Exercise task ::
Copy each line exactly. Drop every picture.

:: The input ::

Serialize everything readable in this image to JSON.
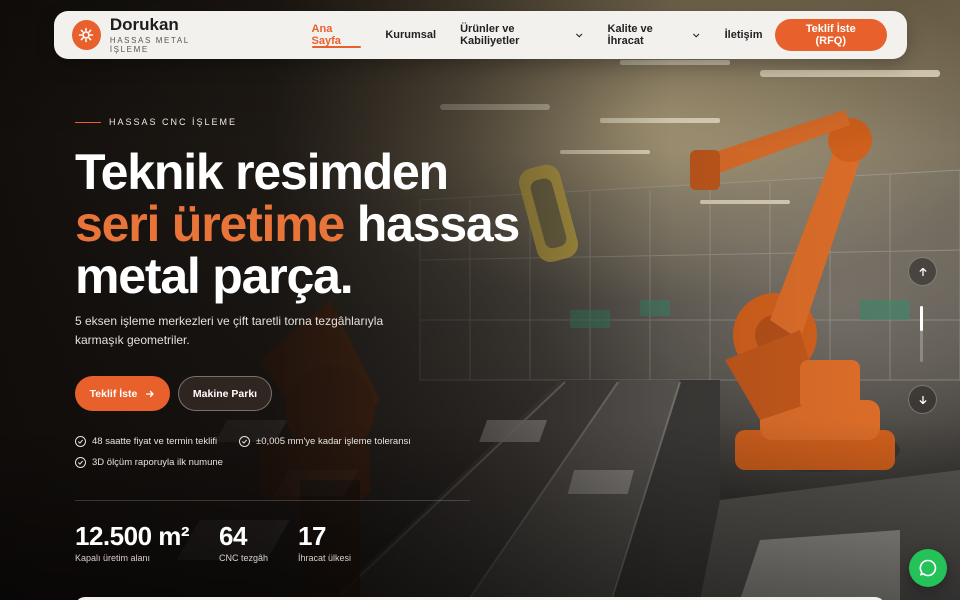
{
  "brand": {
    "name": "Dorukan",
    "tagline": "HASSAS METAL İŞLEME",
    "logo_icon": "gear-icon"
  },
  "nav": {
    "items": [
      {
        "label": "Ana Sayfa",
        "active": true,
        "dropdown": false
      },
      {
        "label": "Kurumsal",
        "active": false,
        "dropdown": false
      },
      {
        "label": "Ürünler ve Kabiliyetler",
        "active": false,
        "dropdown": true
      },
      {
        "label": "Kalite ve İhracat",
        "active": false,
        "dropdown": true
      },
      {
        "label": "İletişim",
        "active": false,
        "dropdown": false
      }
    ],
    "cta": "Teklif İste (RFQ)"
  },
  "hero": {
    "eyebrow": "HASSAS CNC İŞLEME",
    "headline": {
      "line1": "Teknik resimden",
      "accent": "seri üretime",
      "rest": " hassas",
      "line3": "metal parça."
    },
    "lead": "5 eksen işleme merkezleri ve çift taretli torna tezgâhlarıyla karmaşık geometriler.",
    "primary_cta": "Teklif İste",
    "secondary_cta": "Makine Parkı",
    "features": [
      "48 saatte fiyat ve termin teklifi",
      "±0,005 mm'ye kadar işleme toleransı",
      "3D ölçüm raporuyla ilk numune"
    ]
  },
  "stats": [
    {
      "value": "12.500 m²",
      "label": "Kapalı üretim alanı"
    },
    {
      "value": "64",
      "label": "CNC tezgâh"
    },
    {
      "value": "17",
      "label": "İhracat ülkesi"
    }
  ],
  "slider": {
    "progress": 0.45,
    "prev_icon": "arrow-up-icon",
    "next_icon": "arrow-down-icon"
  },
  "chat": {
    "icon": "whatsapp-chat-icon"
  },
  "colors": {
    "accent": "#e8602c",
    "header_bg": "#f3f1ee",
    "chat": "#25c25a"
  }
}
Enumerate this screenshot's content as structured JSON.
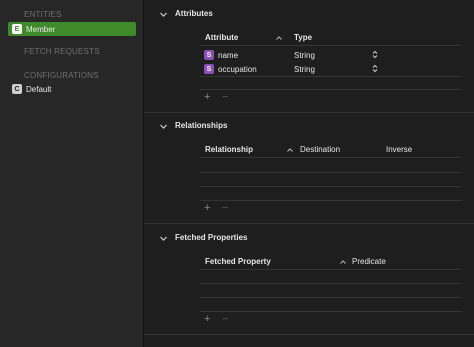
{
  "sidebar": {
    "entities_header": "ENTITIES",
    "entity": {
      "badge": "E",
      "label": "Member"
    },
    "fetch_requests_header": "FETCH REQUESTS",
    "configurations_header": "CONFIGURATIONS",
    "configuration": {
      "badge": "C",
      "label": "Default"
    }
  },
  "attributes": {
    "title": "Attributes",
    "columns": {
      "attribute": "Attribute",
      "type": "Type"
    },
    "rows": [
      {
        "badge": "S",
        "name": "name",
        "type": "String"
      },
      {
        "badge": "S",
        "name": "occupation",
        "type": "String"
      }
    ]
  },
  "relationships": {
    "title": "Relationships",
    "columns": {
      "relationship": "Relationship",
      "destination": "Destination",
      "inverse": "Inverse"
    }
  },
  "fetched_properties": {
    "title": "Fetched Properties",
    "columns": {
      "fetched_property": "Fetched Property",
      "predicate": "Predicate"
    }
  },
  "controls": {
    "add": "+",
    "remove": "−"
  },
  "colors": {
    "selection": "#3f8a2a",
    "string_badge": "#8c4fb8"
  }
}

:::

Result of this task ::
Serialize everything readable in this image to JSON.
{
  "brand": {
    "name": "Dorukan",
    "tagline": "HASSAS METAL İŞLEME",
    "logo_icon": "gear-icon"
  },
  "nav": {
    "items": [
      {
        "label": "Ana Sayfa",
        "active": true,
        "dropdown": false
      },
      {
        "label": "Kurumsal",
        "active": false,
        "dropdown": false
      },
      {
        "label": "Ürünler ve Kabiliyetler",
        "active": false,
        "dropdown": true
      },
      {
        "label": "Kalite ve İhracat",
        "active": false,
        "dropdown": true
      },
      {
        "label": "İletişim",
        "active": false,
        "dropdown": false
      }
    ],
    "cta": "Teklif İste (RFQ)"
  },
  "hero": {
    "eyebrow": "HASSAS CNC İŞLEME",
    "headline": {
      "line1": "Teknik resimden",
      "accent": "seri üretime",
      "rest": " hassas",
      "line3": "metal parça."
    },
    "lead": "5 eksen işleme merkezleri ve çift taretli torna tezgâhlarıyla karmaşık geometriler.",
    "primary_cta": "Teklif İste",
    "secondary_cta": "Makine Parkı",
    "features": [
      "48 saatte fiyat ve termin teklifi",
      "±0,005 mm'ye kadar işleme toleransı",
      "3D ölçüm raporuyla ilk numune"
    ]
  },
  "stats": [
    {
      "value": "12.500 m²",
      "label": "Kapalı üretim alanı"
    },
    {
      "value": "64",
      "label": "CNC tezgâh"
    },
    {
      "value": "17",
      "label": "İhracat ülkesi"
    }
  ],
  "slider": {
    "progress": 0.45,
    "prev_icon": "arrow-up-icon",
    "next_icon": "arrow-down-icon"
  },
  "chat": {
    "icon": "whatsapp-chat-icon"
  },
  "colors": {
    "accent": "#e8602c",
    "header_bg": "#f3f1ee",
    "chat": "#25c25a"
  }
}
Enumerate this screenshot's content as structured JSON.
{
  "sidebar": {
    "entities_header": "ENTITIES",
    "entity": {
      "badge": "E",
      "label": "Member"
    },
    "fetch_requests_header": "FETCH REQUESTS",
    "configurations_header": "CONFIGURATIONS",
    "configuration": {
      "badge": "C",
      "label": "Default"
    }
  },
  "attributes": {
    "title": "Attributes",
    "columns": {
      "attribute": "Attribute",
      "type": "Type"
    },
    "rows": [
      {
        "badge": "S",
        "name": "name",
        "type": "String"
      },
      {
        "badge": "S",
        "name": "occupation",
        "type": "String"
      }
    ]
  },
  "relationships": {
    "title": "Relationships",
    "columns": {
      "relationship": "Relationship",
      "destination": "Destination",
      "inverse": "Inverse"
    }
  },
  "fetched_properties": {
    "title": "Fetched Properties",
    "columns": {
      "fetched_property": "Fetched Property",
      "predicate": "Predicate"
    }
  },
  "controls": {
    "add": "+",
    "remove": "−"
  },
  "colors": {
    "selection": "#3f8a2a",
    "string_badge": "#8c4fb8"
  }
}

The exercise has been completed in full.